- **What you have to do**
Reproduce all entries precisely as they are written.

Records excerpted from a collection:
- - -

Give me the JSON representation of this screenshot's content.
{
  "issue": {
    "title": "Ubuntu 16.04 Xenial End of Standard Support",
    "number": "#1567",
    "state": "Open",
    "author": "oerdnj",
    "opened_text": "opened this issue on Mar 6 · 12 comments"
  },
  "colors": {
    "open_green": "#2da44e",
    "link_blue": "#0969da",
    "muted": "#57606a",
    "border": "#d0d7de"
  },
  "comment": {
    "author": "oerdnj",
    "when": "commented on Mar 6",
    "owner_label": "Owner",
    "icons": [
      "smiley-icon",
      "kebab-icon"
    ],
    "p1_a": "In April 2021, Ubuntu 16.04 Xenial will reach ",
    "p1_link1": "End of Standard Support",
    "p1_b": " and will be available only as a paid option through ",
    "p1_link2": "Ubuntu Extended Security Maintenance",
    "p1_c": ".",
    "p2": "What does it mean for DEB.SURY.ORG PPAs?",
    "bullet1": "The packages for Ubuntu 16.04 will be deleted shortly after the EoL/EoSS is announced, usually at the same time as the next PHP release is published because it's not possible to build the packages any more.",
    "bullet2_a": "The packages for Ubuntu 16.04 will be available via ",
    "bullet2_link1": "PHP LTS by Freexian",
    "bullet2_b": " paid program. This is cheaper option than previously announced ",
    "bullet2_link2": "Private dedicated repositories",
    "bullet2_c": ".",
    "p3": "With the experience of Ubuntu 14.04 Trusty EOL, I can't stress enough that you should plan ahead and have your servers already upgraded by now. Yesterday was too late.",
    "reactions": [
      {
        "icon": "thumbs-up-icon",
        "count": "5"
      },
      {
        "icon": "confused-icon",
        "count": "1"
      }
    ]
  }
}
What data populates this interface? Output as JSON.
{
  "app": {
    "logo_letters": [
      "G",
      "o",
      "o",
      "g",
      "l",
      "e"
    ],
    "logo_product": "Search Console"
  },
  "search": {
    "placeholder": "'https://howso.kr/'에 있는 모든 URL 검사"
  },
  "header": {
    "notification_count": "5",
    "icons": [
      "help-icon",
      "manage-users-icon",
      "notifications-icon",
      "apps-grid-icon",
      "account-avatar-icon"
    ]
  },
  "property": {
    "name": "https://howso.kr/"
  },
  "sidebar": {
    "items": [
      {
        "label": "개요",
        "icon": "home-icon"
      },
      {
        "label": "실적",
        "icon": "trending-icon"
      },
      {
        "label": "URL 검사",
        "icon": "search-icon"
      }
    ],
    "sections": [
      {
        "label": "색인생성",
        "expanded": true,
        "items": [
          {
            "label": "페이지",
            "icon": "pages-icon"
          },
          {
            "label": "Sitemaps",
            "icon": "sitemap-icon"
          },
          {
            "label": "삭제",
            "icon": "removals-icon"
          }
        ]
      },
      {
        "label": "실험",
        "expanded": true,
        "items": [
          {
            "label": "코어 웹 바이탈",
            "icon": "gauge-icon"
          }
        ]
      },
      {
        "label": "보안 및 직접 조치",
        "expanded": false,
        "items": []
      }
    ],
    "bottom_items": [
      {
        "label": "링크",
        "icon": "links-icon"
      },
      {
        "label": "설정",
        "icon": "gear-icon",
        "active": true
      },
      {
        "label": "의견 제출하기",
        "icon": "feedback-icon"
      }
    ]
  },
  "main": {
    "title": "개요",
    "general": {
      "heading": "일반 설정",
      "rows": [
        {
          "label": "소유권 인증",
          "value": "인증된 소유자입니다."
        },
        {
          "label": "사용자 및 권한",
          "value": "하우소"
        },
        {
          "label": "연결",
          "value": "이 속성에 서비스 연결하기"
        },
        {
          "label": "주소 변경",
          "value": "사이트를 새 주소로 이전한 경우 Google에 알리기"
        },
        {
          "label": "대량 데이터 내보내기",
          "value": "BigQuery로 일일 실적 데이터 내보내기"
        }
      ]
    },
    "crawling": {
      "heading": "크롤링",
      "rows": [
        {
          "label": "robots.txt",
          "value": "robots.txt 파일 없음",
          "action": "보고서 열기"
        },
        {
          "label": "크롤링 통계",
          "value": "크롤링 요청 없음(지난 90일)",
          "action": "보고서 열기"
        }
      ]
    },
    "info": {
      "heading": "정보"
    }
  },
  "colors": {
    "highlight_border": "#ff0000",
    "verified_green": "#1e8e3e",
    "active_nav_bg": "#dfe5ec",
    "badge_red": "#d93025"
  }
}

- - -

- **Task output**
Give me the JSON representation of this screenshot's content.
{
  "issue": {
    "title": "Ubuntu 16.04 Xenial End of Standard Support",
    "number": "#1567",
    "state": "Open",
    "author": "oerdnj",
    "opened_text": "opened this issue on Mar 6 · 12 comments"
  },
  "colors": {
    "open_green": "#2da44e",
    "link_blue": "#0969da",
    "muted": "#57606a",
    "border": "#d0d7de"
  },
  "comment": {
    "author": "oerdnj",
    "when": "commented on Mar 6",
    "owner_label": "Owner",
    "icons": [
      "smiley-icon",
      "kebab-icon"
    ],
    "p1_a": "In April 2021, Ubuntu 16.04 Xenial will reach ",
    "p1_link1": "End of Standard Support",
    "p1_b": " and will be available only as a paid option through ",
    "p1_link2": "Ubuntu Extended Security Maintenance",
    "p1_c": ".",
    "p2": "What does it mean for DEB.SURY.ORG PPAs?",
    "bullet1": "The packages for Ubuntu 16.04 will be deleted shortly after the EoL/EoSS is announced, usually at the same time as the next PHP release is published because it's not possible to build the packages any more.",
    "bullet2_a": "The packages for Ubuntu 16.04 will be available via ",
    "bullet2_link1": "PHP LTS by Freexian",
    "bullet2_b": " paid program. This is cheaper option than previously announced ",
    "bullet2_link2": "Private dedicated repositories",
    "bullet2_c": ".",
    "p3": "With the experience of Ubuntu 14.04 Trusty EOL, I can't stress enough that you should plan ahead and have your servers already upgraded by now. Yesterday was too late.",
    "reactions": [
      {
        "icon": "thumbs-up-icon",
        "count": "5"
      },
      {
        "icon": "confused-icon",
        "count": "1"
      }
    ]
  }
}
What data populates this interface? Output as JSON.
{
  "app": {
    "logo_letters": [
      "G",
      "o",
      "o",
      "g",
      "l",
      "e"
    ],
    "logo_product": "Search Console"
  },
  "search": {
    "placeholder": "'https://howso.kr/'에 있는 모든 URL 검사"
  },
  "header": {
    "notification_count": "5",
    "icons": [
      "help-icon",
      "manage-users-icon",
      "notifications-icon",
      "apps-grid-icon",
      "account-avatar-icon"
    ]
  },
  "property": {
    "name": "https://howso.kr/"
  },
  "sidebar": {
    "items": [
      {
        "label": "개요",
        "icon": "home-icon"
      },
      {
        "label": "실적",
        "icon": "trending-icon"
      },
      {
        "label": "URL 검사",
        "icon": "search-icon"
      }
    ],
    "sections": [
      {
        "label": "색인생성",
        "expanded": true,
        "items": [
          {
            "label": "페이지",
            "icon": "pages-icon"
          },
          {
            "label": "Sitemaps",
            "icon": "sitemap-icon"
          },
          {
            "label": "삭제",
            "icon": "removals-icon"
          }
        ]
      },
      {
        "label": "실험",
        "expanded": true,
        "items": [
          {
            "label": "코어 웹 바이탈",
            "icon": "gauge-icon"
          }
        ]
      },
      {
        "label": "보안 및 직접 조치",
        "expanded": false,
        "items": []
      }
    ],
    "bottom_items": [
      {
        "label": "링크",
        "icon": "links-icon"
      },
      {
        "label": "설정",
        "icon": "gear-icon",
        "active": true
      },
      {
        "label": "의견 제출하기",
        "icon": "feedback-icon"
      }
    ]
  },
  "main": {
    "title": "개요",
    "general": {
      "heading": "일반 설정",
      "rows": [
        {
          "label": "소유권 인증",
          "value": "인증된 소유자입니다."
        },
        {
          "label": "사용자 및 권한",
          "value": "하우소"
        },
        {
          "label": "연결",
          "value": "이 속성에 서비스 연결하기"
        },
        {
          "label": "주소 변경",
          "value": "사이트를 새 주소로 이전한 경우 Google에 알리기"
        },
        {
          "label": "대량 데이터 내보내기",
          "value": "BigQuery로 일일 실적 데이터 내보내기"
        }
      ]
    },
    "crawling": {
      "heading": "크롤링",
      "rows": [
        {
          "label": "robots.txt",
          "value": "robots.txt 파일 없음",
          "action": "보고서 열기"
        },
        {
          "label": "크롤링 통계",
          "value": "크롤링 요청 없음(지난 90일)",
          "action": "보고서 열기"
        }
      ]
    },
    "info": {
      "heading": "정보"
    }
  },
  "colors": {
    "highlight_border": "#ff0000",
    "verified_green": "#1e8e3e",
    "active_nav_bg": "#dfe5ec",
    "badge_red": "#d93025"
  }
}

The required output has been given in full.